Dataset items:
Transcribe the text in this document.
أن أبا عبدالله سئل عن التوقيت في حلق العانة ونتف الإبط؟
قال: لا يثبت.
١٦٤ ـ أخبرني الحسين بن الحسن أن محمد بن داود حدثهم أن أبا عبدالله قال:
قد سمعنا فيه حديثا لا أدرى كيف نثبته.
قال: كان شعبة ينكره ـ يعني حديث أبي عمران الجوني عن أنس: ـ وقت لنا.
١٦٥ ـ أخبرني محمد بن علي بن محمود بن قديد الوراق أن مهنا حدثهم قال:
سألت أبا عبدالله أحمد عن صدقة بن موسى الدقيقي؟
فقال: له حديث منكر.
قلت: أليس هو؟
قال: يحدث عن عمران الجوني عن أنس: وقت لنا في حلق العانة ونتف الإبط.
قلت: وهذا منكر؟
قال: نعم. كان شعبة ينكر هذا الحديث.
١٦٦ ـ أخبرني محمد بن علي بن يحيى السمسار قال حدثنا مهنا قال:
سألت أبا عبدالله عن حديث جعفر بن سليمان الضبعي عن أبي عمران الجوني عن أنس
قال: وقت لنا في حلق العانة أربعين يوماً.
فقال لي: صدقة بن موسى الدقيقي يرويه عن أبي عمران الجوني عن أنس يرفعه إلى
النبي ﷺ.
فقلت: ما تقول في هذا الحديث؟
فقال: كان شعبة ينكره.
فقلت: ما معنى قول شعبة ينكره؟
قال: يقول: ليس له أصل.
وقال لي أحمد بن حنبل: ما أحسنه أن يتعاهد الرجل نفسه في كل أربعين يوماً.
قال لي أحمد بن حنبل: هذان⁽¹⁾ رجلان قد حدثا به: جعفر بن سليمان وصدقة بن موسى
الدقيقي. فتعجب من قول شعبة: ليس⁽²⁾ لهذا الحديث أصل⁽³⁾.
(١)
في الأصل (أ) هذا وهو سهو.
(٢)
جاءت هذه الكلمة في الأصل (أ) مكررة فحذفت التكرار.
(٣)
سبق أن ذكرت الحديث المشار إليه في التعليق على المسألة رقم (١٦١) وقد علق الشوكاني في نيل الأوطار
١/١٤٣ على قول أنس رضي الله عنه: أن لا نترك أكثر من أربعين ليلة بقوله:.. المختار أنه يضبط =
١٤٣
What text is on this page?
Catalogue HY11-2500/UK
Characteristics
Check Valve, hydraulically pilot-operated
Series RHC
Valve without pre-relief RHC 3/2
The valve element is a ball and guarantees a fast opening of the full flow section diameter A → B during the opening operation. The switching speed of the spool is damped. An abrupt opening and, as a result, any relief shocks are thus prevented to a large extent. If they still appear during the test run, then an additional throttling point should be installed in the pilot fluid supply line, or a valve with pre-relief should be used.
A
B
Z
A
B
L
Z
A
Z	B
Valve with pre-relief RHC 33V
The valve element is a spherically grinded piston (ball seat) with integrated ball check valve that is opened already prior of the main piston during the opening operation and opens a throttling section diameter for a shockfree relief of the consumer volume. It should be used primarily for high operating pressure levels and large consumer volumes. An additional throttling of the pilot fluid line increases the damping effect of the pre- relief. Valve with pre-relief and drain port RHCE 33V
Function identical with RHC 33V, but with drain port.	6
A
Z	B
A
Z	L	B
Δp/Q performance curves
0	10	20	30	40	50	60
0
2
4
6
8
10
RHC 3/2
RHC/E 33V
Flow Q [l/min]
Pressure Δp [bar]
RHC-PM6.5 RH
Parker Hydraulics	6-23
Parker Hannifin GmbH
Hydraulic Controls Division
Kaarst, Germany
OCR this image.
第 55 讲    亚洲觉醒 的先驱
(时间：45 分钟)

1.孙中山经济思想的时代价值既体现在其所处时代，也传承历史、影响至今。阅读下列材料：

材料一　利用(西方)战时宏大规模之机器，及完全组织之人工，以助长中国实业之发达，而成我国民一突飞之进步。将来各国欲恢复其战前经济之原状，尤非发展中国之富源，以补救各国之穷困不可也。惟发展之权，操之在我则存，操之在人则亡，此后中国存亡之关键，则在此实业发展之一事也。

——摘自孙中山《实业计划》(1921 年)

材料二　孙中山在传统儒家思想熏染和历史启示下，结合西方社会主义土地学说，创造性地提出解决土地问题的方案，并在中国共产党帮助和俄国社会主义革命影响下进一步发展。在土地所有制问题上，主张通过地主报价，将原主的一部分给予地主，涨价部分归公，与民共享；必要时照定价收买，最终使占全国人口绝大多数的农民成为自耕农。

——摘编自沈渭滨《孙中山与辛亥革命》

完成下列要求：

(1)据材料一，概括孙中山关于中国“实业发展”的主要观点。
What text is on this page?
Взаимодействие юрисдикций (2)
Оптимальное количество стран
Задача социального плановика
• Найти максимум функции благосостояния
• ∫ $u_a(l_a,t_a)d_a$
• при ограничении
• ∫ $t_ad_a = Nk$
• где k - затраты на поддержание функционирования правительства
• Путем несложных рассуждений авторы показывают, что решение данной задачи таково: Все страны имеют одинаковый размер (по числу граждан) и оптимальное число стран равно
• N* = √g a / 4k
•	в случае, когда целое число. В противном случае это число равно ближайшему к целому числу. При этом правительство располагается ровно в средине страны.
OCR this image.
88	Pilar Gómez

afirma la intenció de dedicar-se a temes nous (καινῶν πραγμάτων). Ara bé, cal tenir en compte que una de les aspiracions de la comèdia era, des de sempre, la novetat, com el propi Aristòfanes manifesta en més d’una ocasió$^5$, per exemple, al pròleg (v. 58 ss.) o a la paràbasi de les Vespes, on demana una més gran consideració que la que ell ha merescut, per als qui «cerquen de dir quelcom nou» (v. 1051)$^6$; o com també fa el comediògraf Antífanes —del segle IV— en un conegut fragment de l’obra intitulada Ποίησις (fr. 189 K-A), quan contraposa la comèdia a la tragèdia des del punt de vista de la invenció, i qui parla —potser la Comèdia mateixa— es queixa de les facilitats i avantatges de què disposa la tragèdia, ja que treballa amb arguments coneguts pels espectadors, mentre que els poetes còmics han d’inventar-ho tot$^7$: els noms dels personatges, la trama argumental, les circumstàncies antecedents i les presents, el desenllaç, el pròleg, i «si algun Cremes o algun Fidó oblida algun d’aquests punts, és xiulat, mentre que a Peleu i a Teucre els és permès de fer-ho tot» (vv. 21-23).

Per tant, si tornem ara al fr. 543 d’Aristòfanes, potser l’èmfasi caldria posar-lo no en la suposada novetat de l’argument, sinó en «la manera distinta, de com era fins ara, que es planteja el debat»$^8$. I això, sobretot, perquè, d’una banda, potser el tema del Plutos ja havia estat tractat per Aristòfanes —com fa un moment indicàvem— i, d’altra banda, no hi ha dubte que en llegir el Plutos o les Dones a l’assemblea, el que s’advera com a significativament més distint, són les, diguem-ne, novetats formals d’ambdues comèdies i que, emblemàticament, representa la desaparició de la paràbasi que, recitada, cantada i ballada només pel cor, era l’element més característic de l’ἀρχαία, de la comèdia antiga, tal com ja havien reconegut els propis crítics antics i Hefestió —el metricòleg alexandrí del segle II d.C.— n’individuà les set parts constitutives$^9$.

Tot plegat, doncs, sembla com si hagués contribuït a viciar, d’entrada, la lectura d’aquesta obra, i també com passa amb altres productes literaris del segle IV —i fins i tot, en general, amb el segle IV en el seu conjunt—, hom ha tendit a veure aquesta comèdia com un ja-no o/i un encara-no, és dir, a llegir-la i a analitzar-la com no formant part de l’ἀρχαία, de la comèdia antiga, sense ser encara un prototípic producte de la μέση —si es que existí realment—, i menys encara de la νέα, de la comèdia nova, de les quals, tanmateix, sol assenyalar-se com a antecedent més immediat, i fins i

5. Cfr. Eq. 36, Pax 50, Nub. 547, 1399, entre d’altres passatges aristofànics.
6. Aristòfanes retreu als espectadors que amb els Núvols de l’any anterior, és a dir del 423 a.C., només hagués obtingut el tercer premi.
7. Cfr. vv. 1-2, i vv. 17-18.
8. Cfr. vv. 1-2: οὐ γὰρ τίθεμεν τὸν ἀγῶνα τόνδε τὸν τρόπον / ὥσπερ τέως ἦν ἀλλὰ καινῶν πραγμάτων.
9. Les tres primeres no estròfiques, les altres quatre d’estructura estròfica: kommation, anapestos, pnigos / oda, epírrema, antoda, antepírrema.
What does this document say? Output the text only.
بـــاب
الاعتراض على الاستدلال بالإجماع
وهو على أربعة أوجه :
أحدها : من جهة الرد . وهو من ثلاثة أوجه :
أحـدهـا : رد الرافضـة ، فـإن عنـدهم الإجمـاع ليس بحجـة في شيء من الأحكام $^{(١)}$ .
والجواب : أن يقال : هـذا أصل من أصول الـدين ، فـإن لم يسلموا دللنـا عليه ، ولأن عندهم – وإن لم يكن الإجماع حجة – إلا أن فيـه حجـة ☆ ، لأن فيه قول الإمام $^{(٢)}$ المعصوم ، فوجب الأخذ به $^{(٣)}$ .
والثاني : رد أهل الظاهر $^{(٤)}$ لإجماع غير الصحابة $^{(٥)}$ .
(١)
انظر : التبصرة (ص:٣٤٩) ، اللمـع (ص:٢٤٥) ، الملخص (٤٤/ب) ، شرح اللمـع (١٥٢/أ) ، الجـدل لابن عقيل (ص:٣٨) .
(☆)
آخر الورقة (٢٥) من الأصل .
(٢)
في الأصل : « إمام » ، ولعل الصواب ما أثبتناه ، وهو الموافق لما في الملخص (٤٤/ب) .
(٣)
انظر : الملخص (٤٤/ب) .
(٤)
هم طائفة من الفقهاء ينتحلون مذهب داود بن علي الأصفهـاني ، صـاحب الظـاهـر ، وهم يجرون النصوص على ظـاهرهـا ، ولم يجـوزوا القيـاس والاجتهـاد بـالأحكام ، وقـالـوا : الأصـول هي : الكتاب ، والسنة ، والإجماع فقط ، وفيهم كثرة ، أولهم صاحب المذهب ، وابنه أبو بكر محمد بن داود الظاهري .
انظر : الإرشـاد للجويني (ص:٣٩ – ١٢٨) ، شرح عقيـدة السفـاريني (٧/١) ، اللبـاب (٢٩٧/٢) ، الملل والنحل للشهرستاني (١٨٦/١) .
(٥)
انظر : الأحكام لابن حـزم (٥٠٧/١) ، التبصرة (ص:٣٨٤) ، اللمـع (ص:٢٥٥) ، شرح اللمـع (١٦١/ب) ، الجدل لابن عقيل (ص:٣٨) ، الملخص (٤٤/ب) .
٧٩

Goal: Locate each line containing the string "عقيل" and show it.

Expected answer:
انظر : التبصرة (ص:٣٤٩) ، اللمـع (ص:٢٤٥) ، الملخص (٤٤/ب) ، شرح اللمـع (١٥٢/أ) ، الجـدل لابن عقيل (ص:٣٨) .
انظر : الأحكام لابن حـزم (٥٠٧/١) ، التبصرة (ص:٣٨٤) ، اللمـع (ص:٢٥٥) ، شرح اللمـع (١٦١/ب) ، الجدل لابن عقيل (ص:٣٨) ، الملخص (٤٤/ب) .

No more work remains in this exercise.